Problem to solve
Across the entries, how many lines have the string "value" in them? Reply with only a number.

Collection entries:

#####

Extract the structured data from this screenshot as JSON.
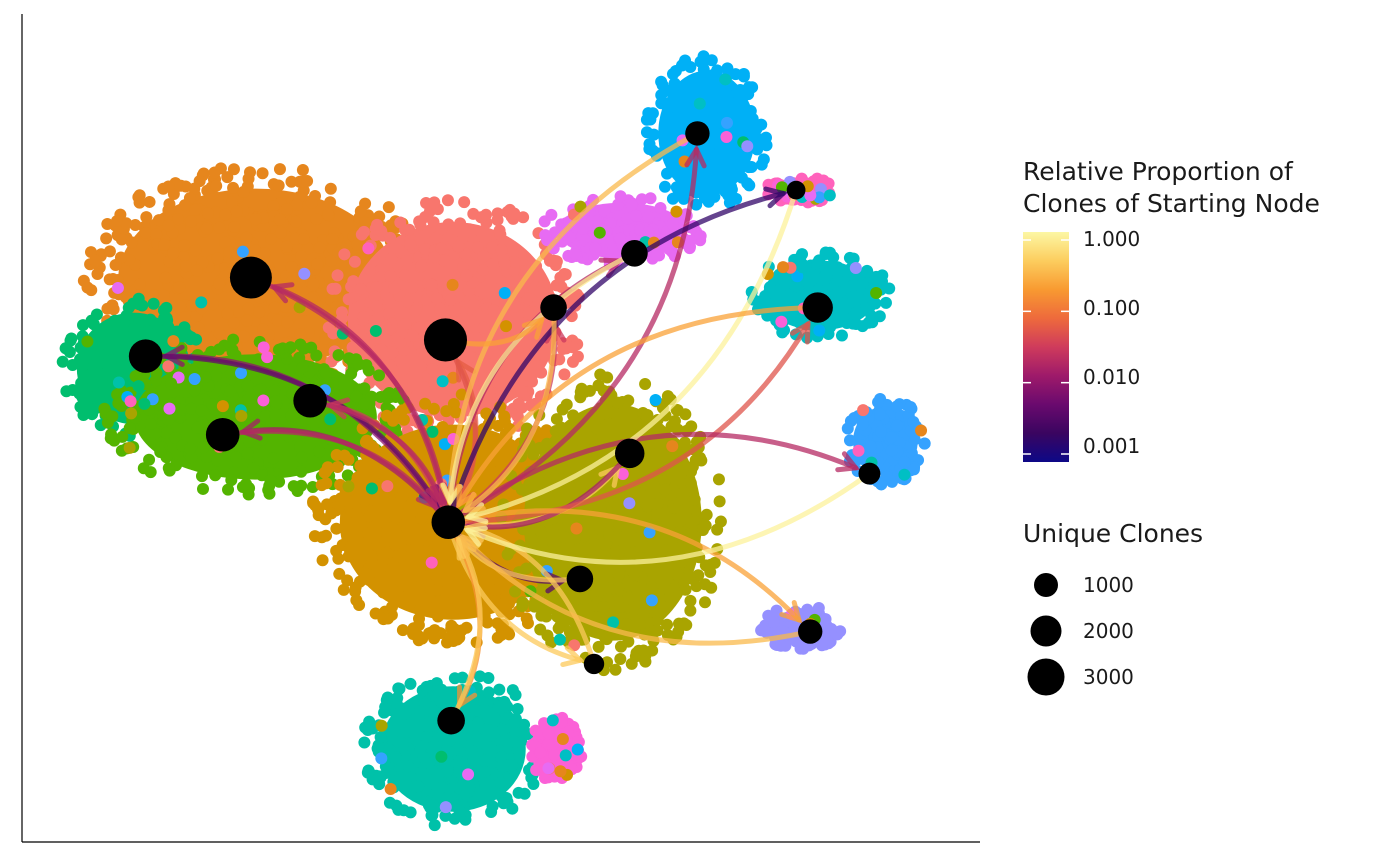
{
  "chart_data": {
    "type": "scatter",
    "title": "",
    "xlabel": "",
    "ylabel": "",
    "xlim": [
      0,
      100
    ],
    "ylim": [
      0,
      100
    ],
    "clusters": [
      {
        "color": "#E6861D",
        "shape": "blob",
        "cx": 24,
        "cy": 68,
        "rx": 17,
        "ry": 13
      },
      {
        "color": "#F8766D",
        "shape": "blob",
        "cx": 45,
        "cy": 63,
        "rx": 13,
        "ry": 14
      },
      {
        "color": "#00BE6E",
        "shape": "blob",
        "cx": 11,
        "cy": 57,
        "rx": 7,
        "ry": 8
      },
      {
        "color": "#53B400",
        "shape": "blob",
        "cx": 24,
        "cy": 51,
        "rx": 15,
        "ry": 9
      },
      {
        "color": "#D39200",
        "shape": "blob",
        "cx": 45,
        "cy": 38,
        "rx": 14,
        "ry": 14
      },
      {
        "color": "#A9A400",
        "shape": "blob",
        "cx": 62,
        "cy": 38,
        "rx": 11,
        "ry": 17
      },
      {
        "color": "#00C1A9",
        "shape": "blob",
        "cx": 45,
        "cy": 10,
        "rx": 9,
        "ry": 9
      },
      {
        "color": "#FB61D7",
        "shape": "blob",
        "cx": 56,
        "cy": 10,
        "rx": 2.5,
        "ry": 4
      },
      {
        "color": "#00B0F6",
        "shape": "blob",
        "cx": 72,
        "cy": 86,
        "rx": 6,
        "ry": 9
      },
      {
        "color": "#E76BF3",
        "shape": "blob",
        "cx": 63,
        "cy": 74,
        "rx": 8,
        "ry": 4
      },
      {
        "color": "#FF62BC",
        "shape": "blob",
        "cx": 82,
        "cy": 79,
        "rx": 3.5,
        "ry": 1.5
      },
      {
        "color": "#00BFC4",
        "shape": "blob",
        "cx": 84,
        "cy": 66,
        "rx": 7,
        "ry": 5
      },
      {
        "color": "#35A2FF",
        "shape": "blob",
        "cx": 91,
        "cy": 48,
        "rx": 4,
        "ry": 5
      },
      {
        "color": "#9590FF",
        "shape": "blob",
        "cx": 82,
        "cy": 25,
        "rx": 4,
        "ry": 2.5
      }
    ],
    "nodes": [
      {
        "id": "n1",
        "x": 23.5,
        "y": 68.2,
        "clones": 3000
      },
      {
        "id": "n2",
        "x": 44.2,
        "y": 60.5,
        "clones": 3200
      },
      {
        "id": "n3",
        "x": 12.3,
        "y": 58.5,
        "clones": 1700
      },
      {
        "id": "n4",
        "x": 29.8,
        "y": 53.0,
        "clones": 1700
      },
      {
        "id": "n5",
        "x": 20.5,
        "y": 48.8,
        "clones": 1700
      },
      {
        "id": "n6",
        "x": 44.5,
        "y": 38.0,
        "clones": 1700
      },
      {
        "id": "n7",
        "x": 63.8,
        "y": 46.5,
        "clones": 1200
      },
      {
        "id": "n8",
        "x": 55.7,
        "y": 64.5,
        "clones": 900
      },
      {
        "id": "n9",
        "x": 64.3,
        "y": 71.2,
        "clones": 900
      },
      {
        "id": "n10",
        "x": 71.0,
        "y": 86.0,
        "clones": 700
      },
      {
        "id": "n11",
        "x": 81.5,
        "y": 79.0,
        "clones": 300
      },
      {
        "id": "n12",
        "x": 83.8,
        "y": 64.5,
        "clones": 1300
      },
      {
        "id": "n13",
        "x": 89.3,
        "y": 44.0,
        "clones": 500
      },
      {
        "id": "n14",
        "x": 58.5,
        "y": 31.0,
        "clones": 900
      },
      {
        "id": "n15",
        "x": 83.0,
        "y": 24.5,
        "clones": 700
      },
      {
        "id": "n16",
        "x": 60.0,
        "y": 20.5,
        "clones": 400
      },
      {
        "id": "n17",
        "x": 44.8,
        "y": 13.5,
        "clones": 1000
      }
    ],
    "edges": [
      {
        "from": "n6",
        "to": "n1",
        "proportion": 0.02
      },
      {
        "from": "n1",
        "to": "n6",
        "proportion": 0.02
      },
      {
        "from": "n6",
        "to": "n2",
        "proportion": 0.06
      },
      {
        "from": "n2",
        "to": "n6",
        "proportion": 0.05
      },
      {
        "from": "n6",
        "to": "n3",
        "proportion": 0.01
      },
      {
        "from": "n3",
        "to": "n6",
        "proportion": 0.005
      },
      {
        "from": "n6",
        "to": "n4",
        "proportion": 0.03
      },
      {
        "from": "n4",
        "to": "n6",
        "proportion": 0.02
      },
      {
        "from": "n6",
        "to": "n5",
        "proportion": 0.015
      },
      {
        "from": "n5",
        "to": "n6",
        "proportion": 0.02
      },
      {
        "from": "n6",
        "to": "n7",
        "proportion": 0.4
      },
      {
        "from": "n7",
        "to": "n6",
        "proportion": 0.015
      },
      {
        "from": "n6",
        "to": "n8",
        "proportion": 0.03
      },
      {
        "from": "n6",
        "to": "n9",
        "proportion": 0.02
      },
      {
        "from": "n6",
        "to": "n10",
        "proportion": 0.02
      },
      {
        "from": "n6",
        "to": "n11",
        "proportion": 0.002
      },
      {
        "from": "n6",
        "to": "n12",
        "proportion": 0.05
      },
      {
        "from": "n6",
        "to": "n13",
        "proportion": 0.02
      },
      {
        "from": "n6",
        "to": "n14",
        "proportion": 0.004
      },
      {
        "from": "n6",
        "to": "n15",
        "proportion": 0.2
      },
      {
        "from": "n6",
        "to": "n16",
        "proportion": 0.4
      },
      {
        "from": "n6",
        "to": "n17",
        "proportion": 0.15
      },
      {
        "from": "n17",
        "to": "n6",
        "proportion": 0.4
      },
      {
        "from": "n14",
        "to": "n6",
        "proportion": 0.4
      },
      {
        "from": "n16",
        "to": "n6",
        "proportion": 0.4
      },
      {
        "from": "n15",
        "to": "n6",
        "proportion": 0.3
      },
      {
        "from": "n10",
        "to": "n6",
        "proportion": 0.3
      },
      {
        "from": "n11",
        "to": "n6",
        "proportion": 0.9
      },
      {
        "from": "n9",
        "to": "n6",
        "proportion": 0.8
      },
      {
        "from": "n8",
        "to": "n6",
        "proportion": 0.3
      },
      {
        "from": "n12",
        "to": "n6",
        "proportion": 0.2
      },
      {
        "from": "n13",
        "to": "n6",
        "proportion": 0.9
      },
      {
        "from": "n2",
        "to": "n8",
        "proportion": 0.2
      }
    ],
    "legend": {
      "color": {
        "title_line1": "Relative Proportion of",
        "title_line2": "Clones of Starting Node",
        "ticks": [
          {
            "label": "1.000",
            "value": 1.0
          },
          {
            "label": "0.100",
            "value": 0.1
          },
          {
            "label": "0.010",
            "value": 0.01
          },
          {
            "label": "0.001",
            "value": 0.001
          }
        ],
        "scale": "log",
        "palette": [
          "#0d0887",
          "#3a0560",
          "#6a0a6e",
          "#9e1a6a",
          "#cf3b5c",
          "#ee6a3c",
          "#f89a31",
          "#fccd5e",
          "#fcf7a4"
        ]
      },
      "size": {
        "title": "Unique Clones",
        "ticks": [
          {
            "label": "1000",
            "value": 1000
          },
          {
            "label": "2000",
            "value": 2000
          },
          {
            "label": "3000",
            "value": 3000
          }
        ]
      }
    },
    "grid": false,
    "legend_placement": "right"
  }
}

#####

Response
7